- Excerpted text
-=-=-=-=-

Flax Pond Capital Fall 2024 Commentary
"The angel swung his sickle on the earth, gathered its grapes and threw them into the great winepress of God's wrath". The Book of Revelation - Chapter 14 verses 17-20
“The Grapes of Wrath” by John Steinbeck was the assigned summer reading for my son Marshall, a high school junior this fall. Having read the book a few years ago, I decided not to reread it, but rather to read a different Steinbeck novel - Cannery Row - more on that later.
It may be fitting that he was assigned this Great Depression era novel. In economic history, the late 1920s and the “Great Depression” loomed large. As seen in the graph above, today’s stock market is valued by some metrics as fully as the market was back in 1929, a market that suffered a quick and bitter reversal. (higher number means a more expensive stock market, lower numbers means cheaper)
A Federal Reserve paper had this to say on the period:
“The Roaring Twenties roared loudest and longest on the New York Stock Exchange. Share prices rose to unprecedented heights. The Dow Jones Industrial Average increased six-fold from sixty-three in August 1921 to 381 in September 1929. After prices peaked, economist Irving Fisher proclaimed, “stock prices have reached ‘what looks like a permanently high plateau.’”

-=-=-=-=-

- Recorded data
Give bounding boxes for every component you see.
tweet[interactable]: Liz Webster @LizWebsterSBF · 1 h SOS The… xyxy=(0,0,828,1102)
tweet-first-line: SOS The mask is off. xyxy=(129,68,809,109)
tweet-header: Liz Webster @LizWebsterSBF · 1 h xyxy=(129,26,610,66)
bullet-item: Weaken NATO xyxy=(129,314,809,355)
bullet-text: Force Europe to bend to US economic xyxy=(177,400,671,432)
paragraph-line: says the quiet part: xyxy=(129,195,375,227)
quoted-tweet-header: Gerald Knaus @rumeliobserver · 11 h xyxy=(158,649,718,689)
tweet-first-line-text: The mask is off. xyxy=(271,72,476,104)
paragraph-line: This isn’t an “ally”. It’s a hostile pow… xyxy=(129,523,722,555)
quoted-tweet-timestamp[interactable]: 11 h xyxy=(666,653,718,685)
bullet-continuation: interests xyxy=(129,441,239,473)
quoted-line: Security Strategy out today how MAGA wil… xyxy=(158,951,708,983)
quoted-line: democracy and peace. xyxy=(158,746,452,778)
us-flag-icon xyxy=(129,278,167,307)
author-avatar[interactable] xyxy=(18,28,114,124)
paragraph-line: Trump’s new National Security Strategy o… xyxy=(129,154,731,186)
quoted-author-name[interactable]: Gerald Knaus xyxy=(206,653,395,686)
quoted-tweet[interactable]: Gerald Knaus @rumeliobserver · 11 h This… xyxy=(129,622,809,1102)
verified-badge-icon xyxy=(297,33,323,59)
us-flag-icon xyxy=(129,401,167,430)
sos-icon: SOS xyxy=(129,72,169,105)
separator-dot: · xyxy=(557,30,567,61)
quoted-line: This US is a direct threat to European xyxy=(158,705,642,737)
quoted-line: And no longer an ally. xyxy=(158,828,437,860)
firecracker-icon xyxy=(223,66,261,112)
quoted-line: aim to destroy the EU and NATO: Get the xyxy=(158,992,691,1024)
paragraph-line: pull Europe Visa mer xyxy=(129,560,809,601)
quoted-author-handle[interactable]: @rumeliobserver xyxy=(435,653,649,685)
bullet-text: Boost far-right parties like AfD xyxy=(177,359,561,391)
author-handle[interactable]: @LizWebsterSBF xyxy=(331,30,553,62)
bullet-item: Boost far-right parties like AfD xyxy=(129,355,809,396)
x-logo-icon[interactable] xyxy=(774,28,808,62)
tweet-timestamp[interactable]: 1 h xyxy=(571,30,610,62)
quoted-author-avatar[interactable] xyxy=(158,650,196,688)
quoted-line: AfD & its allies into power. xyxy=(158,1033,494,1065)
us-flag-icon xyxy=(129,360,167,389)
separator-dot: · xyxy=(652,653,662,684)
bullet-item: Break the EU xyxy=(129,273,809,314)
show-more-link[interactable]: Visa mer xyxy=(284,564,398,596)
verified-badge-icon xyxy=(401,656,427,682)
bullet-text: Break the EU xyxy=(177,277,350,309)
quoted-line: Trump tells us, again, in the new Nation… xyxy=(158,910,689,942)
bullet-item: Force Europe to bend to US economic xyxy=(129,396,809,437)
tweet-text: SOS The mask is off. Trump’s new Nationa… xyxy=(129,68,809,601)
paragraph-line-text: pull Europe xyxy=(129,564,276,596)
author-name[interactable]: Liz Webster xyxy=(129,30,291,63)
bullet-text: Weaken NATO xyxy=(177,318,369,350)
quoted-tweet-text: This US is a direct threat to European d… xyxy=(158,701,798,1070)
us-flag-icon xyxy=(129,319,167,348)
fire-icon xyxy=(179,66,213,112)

-=-=-=-=-

- Task
Please copy out the full Flax Pond Capital commentary above, word for word and without changes.

- Response to this task
Flax Pond Capital Fall 2024 Commentary
"The angel swung his sickle on the earth, gathered its grapes and threw them into the great winepress of God's wrath". The Book of Revelation - Chapter 14 verses 17-20
“The Grapes of Wrath” by John Steinbeck was the assigned summer reading for my son Marshall, a high school junior this fall. Having read the book a few years ago, I decided not to reread it, but rather to read a different Steinbeck novel - Cannery Row - more on that later.
It may be fitting that he was assigned this Great Depression era novel. In economic history, the late 1920s and the “Great Depression” loomed large. As seen in the graph above, today’s stock market is valued by some metrics as fully as the market was back in 1929, a market that suffered a quick and bitter reversal. (higher number means a more expensive stock market, lower numbers means cheaper)
A Federal Reserve paper had this to say on the period:
“The Roaring Twenties roared loudest and longest on the New York Stock Exchange. Share prices rose to unprecedented heights. The Dow Jones Industrial Average increased six-fold from sixty-three in August 1921 to 381 in September 1929. After prices peaked, economist Irving Fisher proclaimed, “stock prices have reached ‘what looks like a permanently high plateau.’”